(Collected data)
------------------------------------------------------------
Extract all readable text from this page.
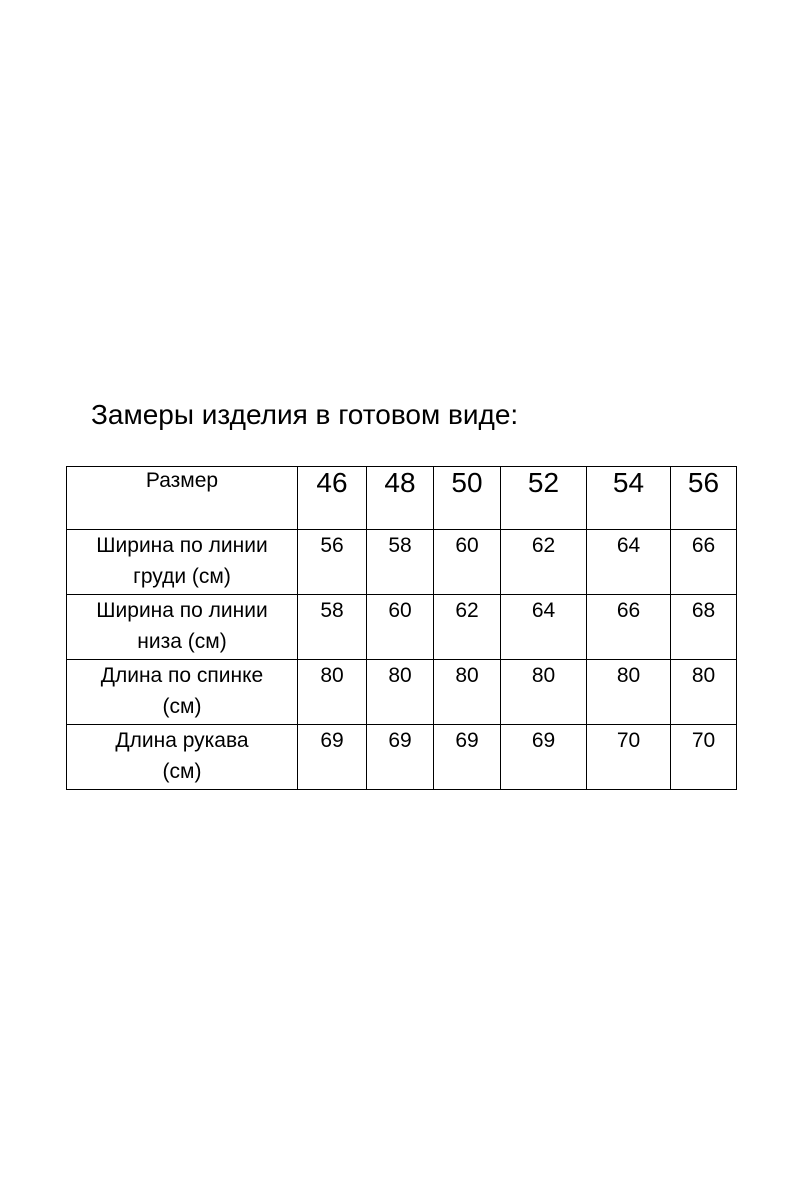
Замеры изделия в готовом виде:
Размер	46	48	50	52	54	56

Ширина по линии
груди (см)	56	58	60	62	64	66

Ширина по линии
низа (см)	58	60	62	64	66	68

Длина по спинке
(см)	80	80	80	80	80	80

Длина рукава
(см)	69	69	69	69	70	70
------------------------------------------------------------
Aim of the exercise -> Take the listing above and print it exactly, apart from the pictures.

Response ->
Extract all readable text from this page.
Замеры изделия в готовом виде:
Размер	46	48	50	52	54	56

Ширина по линии
груди (см)	56	58	60	62	64	66

Ширина по линии
низа (см)	58	60	62	64	66	68

Длина по спинке
(см)	80	80	80	80	80	80

Длина рукава
(см)	69	69	69	69	70	70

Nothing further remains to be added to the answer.